▶ _What the exercise asks_
Gather, from the listing beneath this task, every line holding the string "Sept".

--

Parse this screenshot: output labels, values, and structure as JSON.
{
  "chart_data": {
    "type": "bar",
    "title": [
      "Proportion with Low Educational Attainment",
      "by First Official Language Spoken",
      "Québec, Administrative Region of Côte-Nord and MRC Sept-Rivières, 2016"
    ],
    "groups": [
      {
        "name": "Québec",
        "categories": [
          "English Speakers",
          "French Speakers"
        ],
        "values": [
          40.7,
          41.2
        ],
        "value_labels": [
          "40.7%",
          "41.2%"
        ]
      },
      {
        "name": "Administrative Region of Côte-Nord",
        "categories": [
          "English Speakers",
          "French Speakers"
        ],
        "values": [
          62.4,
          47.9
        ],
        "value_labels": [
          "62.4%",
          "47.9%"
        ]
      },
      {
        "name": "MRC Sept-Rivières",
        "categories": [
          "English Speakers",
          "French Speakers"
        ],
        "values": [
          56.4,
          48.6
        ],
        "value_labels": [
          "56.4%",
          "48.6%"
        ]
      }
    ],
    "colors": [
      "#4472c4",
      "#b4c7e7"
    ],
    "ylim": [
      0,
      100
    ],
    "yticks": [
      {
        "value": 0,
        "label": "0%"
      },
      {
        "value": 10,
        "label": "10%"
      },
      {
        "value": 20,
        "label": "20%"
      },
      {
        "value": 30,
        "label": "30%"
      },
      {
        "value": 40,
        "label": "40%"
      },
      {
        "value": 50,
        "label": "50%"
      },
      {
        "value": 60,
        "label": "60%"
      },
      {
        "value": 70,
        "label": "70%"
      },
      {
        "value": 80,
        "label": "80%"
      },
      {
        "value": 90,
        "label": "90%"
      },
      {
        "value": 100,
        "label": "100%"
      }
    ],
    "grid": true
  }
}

--

▶ _Correct response_
      "Québec, Administrative Region of Côte-Nord and MRC Sept-Rivières, 2016"
        "name": "MRC Sept-Rivières",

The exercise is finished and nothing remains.